** BEGIN **
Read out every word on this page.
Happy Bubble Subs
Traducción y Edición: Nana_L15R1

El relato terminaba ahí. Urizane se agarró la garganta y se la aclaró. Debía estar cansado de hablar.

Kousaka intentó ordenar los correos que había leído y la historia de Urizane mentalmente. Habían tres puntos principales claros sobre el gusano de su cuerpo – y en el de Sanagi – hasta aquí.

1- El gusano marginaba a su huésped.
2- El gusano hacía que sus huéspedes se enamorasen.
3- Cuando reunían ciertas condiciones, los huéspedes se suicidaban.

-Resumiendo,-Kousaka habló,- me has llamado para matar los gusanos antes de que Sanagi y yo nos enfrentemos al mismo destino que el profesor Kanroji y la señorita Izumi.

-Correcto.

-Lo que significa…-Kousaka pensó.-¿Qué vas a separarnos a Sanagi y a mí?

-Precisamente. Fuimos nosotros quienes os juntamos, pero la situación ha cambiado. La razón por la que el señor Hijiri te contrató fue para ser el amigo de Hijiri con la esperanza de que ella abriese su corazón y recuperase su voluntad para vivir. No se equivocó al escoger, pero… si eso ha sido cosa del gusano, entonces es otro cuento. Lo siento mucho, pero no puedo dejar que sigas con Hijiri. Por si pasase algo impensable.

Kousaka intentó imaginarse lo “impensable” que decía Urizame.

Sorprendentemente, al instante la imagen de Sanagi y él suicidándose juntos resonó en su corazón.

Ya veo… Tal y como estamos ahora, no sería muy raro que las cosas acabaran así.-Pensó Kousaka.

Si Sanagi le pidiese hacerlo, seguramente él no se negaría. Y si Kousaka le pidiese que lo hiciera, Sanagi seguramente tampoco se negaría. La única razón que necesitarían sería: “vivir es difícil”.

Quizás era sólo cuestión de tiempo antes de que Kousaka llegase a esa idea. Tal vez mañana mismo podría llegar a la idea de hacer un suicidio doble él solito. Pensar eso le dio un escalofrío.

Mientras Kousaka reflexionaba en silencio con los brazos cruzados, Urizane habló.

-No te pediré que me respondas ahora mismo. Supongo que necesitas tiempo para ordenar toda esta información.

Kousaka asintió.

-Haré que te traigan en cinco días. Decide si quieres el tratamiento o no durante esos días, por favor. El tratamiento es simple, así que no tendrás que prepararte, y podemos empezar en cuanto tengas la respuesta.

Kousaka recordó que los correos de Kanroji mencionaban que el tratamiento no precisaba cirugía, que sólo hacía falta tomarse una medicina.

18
** END **
YOUR OBJECTIVE » Within the listing above, copy each line that has the string "ahora".

COMPLETE OUTPUT »
Ya veo… Tal y como estamos ahora, no sería muy raro que las cosas acabaran así.-Pensó Kousaka.
-No te pediré que me respondas ahora mismo. Supongo que necesitas tiempo para ordenar toda esta información.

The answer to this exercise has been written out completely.